- **EXERCISE**
Arrange the lines below into a Markdown table with two columns: n for the row number and Line for the line itself. Omit any blank lines.

-- Begin INPUT --

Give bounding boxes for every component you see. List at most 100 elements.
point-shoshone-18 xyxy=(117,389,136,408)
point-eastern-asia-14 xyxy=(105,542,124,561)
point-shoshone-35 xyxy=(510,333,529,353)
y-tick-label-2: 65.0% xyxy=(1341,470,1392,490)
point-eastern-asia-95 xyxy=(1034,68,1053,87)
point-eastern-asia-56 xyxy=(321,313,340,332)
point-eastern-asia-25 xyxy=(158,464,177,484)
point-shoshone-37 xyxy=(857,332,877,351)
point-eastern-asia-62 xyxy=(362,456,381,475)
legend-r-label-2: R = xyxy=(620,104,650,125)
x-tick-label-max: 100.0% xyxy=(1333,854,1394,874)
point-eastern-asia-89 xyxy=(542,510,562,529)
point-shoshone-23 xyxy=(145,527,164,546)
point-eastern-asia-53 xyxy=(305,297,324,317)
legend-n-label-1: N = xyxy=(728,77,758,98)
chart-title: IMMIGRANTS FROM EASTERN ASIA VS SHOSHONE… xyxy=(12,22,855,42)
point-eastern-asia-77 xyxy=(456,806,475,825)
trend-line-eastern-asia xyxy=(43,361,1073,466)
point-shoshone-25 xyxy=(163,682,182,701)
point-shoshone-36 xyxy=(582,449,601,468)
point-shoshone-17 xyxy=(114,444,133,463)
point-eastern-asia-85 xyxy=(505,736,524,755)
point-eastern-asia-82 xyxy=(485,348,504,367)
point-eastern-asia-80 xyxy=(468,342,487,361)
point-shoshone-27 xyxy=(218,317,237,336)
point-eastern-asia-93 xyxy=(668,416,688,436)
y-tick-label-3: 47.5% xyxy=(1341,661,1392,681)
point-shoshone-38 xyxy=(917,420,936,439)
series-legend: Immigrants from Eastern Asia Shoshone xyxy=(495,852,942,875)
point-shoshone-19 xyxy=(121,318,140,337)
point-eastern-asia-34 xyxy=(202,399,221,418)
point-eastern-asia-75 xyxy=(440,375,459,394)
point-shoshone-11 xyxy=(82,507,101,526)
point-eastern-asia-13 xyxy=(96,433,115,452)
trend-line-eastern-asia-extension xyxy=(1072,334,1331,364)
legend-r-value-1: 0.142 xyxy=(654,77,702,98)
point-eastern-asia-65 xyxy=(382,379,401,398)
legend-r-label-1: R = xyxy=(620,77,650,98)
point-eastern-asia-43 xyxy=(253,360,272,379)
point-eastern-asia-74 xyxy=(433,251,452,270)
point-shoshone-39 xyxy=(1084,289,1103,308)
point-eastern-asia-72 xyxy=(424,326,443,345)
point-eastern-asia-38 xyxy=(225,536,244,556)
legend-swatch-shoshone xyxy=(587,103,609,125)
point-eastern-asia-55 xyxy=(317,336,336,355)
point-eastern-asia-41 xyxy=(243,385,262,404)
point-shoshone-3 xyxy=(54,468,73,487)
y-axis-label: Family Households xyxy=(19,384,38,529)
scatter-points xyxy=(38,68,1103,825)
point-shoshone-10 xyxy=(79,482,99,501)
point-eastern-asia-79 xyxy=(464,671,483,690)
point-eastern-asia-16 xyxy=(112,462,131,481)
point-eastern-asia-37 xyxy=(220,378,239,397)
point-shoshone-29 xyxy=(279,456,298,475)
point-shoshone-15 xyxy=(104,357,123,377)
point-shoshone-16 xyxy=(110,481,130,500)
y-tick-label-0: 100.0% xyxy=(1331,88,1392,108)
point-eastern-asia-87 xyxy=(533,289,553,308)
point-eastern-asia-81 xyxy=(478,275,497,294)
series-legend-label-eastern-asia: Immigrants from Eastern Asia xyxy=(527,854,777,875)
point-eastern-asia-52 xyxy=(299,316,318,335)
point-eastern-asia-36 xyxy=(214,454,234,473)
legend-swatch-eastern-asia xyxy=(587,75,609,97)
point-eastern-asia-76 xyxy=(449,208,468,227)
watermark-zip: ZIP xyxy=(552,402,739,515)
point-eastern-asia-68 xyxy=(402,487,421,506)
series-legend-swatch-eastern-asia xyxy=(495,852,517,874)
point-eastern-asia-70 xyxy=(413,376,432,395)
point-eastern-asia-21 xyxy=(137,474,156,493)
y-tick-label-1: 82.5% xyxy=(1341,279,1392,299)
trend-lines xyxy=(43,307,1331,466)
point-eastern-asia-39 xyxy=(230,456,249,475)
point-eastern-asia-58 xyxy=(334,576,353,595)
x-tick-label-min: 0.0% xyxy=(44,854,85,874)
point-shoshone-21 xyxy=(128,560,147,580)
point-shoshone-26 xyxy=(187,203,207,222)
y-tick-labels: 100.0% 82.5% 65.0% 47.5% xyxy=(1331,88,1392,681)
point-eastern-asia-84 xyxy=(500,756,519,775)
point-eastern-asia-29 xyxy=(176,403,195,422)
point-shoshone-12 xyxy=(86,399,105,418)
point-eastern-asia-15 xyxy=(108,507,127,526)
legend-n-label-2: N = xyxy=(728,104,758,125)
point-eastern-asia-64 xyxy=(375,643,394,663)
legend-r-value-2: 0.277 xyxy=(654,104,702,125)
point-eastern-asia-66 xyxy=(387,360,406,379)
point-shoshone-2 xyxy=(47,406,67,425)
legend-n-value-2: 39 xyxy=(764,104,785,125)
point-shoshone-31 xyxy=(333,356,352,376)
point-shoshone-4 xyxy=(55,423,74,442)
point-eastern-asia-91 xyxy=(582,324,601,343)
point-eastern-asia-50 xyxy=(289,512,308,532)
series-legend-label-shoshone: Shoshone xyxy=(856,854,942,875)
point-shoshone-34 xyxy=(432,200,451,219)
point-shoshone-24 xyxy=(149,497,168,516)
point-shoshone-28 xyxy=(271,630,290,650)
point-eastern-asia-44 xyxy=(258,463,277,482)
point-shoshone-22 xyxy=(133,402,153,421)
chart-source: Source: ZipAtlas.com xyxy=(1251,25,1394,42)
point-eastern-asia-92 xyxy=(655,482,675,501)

-- End INPUT --

- **SOLUTION TO THIS TASK**
| n | Line |
|---|---|
| 1 | Give bounding boxes for every component you see. List at most 100 elements. |
| 2 | point-shoshone-18 xyxy=(117,389,136,408) |
| 3 | point-eastern-asia-14 xyxy=(105,542,124,561) |
| 4 | point-shoshone-35 xyxy=(510,333,529,353) |
| 5 | y-tick-label-2: 65.0% xyxy=(1341,470,1392,490) |
| 6 | point-eastern-asia-95 xyxy=(1034,68,1053,87) |
| 7 | point-eastern-asia-56 xyxy=(321,313,340,332) |
| 8 | point-eastern-asia-25 xyxy=(158,464,177,484) |
| 9 | point-shoshone-37 xyxy=(857,332,877,351) |
| 10 | point-eastern-asia-62 xyxy=(362,456,381,475) |
| 11 | legend-r-label-2: R = xyxy=(620,104,650,125) |
| 12 | x-tick-label-max: 100.0% xyxy=(1333,854,1394,874) |
| 13 | point-eastern-asia-89 xyxy=(542,510,562,529) |
| 14 | point-shoshone-23 xyxy=(145,527,164,546) |
| 15 | point-eastern-asia-53 xyxy=(305,297,324,317) |
| 16 | legend-n-label-1: N = xyxy=(728,77,758,98) |
| 17 | chart-title: IMMIGRANTS FROM EASTERN ASIA VS SHOSHONE… xyxy=(12,22,855,42) |
| 18 | point-eastern-asia-77 xyxy=(456,806,475,825) |
| 19 | trend-line-eastern-asia xyxy=(43,361,1073,466) |
| 20 | point-shoshone-25 xyxy=(163,682,182,701) |
| 21 | point-shoshone-36 xyxy=(582,449,601,468) |
| 22 | point-shoshone-17 xyxy=(114,444,133,463) |
| 23 | point-eastern-asia-85 xyxy=(505,736,524,755) |
| 24 | point-eastern-asia-82 xyxy=(485,348,504,367) |
| 25 | point-eastern-asia-80 xyxy=(468,342,487,361) |
| 26 | point-shoshone-27 xyxy=(218,317,237,336) |
| 27 | point-eastern-asia-93 xyxy=(668,416,688,436) |
| 28 | y-tick-label-3: 47.5% xyxy=(1341,661,1392,681) |
| 29 | point-shoshone-38 xyxy=(917,420,936,439) |
| 30 | series-legend: Immigrants from Eastern Asia Shoshone xyxy=(495,852,942,875) |
| 31 | point-shoshone-19 xyxy=(121,318,140,337) |
| 32 | point-eastern-asia-34 xyxy=(202,399,221,418) |
| 33 | point-eastern-asia-75 xyxy=(440,375,459,394) |
| 34 | point-shoshone-11 xyxy=(82,507,101,526) |
| 35 | point-eastern-asia-13 xyxy=(96,433,115,452) |
| 36 | trend-line-eastern-asia-extension xyxy=(1072,334,1331,364) |
| 37 | legend-r-value-1: 0.142 xyxy=(654,77,702,98) |
| 38 | point-eastern-asia-65 xyxy=(382,379,401,398) |
| 39 | legend-r-label-1: R = xyxy=(620,77,650,98) |
| 40 | point-eastern-asia-43 xyxy=(253,360,272,379) |
| 41 | point-eastern-asia-74 xyxy=(433,251,452,270) |
| 42 | point-shoshone-39 xyxy=(1084,289,1103,308) |
| 43 | point-eastern-asia-72 xyxy=(424,326,443,345) |
| 44 | point-eastern-asia-38 xyxy=(225,536,244,556) |
| 45 | legend-swatch-shoshone xyxy=(587,103,609,125) |
| 46 | point-eastern-asia-55 xyxy=(317,336,336,355) |
| 47 | point-eastern-asia-41 xyxy=(243,385,262,404) |
| 48 | point-shoshone-3 xyxy=(54,468,73,487) |
| 49 | y-axis-label: Family Households xyxy=(19,384,38,529) |
| 50 | scatter-points xyxy=(38,68,1103,825) |
| 51 | point-shoshone-10 xyxy=(79,482,99,501) |
| 52 | point-eastern-asia-79 xyxy=(464,671,483,690) |
| 53 | point-eastern-asia-16 xyxy=(112,462,131,481) |
| 54 | point-eastern-asia-37 xyxy=(220,378,239,397) |
| 55 | point-shoshone-29 xyxy=(279,456,298,475) |
| 56 | point-shoshone-15 xyxy=(104,357,123,377) |
| 57 | point-shoshone-16 xyxy=(110,481,130,500) |
| 58 | y-tick-label-0: 100.0% xyxy=(1331,88,1392,108) |
| 59 | point-eastern-asia-87 xyxy=(533,289,553,308) |
| 60 | point-eastern-asia-81 xyxy=(478,275,497,294) |
| 61 | series-legend-label-eastern-asia: Immigrants from Eastern Asia xyxy=(527,854,777,875) |
| 62 | point-eastern-asia-52 xyxy=(299,316,318,335) |
| 63 | point-eastern-asia-36 xyxy=(214,454,234,473) |
| 64 | legend-swatch-eastern-asia xyxy=(587,75,609,97) |
| 65 | point-eastern-asia-76 xyxy=(449,208,468,227) |
| 66 | watermark-zip: ZIP xyxy=(552,402,739,515) |
| 67 | point-eastern-asia-68 xyxy=(402,487,421,506) |
| 68 | series-legend-swatch-eastern-asia xyxy=(495,852,517,874) |
| 69 | point-eastern-asia-70 xyxy=(413,376,432,395) |
| 70 | point-eastern-asia-21 xyxy=(137,474,156,493) |
| 71 | y-tick-label-1: 82.5% xyxy=(1341,279,1392,299) |
| 72 | trend-lines xyxy=(43,307,1331,466) |
| 73 | point-eastern-asia-39 xyxy=(230,456,249,475) |
| 74 | point-eastern-asia-58 xyxy=(334,576,353,595) |
| 75 | x-tick-label-min: 0.0% xyxy=(44,854,85,874) |
| 76 | point-shoshone-21 xyxy=(128,560,147,580) |
| 77 | point-shoshone-26 xyxy=(187,203,207,222) |
| 78 | y-tick-labels: 100.0% 82.5% 65.0% 47.5% xyxy=(1331,88,1392,681) |
| 79 | point-eastern-asia-84 xyxy=(500,756,519,775) |
| 80 | point-eastern-asia-29 xyxy=(176,403,195,422) |
| 81 | point-shoshone-12 xyxy=(86,399,105,418) |
| 82 | point-eastern-asia-15 xyxy=(108,507,127,526) |
| 83 | legend-n-label-2: N = xyxy=(728,104,758,125) |
| 84 | point-eastern-asia-64 xyxy=(375,643,394,663) |
| 85 | legend-r-value-2: 0.277 xyxy=(654,104,702,125) |
| 86 | point-eastern-asia-66 xyxy=(387,360,406,379) |
| 87 | point-shoshone-2 xyxy=(47,406,67,425) |
| 88 | legend-n-value-2: 39 xyxy=(764,104,785,125) |
| 89 | point-shoshone-31 xyxy=(333,356,352,376) |
| 90 | point-shoshone-4 xyxy=(55,423,74,442) |
| 91 | point-eastern-asia-91 xyxy=(582,324,601,343) |
| 92 | point-eastern-asia-50 xyxy=(289,512,308,532) |
| 93 | series-legend-label-shoshone: Shoshone xyxy=(856,854,942,875) |
| 94 | point-shoshone-34 xyxy=(432,200,451,219) |
| 95 | point-shoshone-24 xyxy=(149,497,168,516) |
| 96 | point-shoshone-28 xyxy=(271,630,290,650) |
| 97 | point-eastern-asia-44 xyxy=(258,463,277,482) |
| 98 | point-shoshone-22 xyxy=(133,402,153,421) |
| 99 | chart-source: Source: ZipAtlas.com xyxy=(1251,25,1394,42) |
| 100 | point-eastern-asia-92 xyxy=(655,482,675,501) |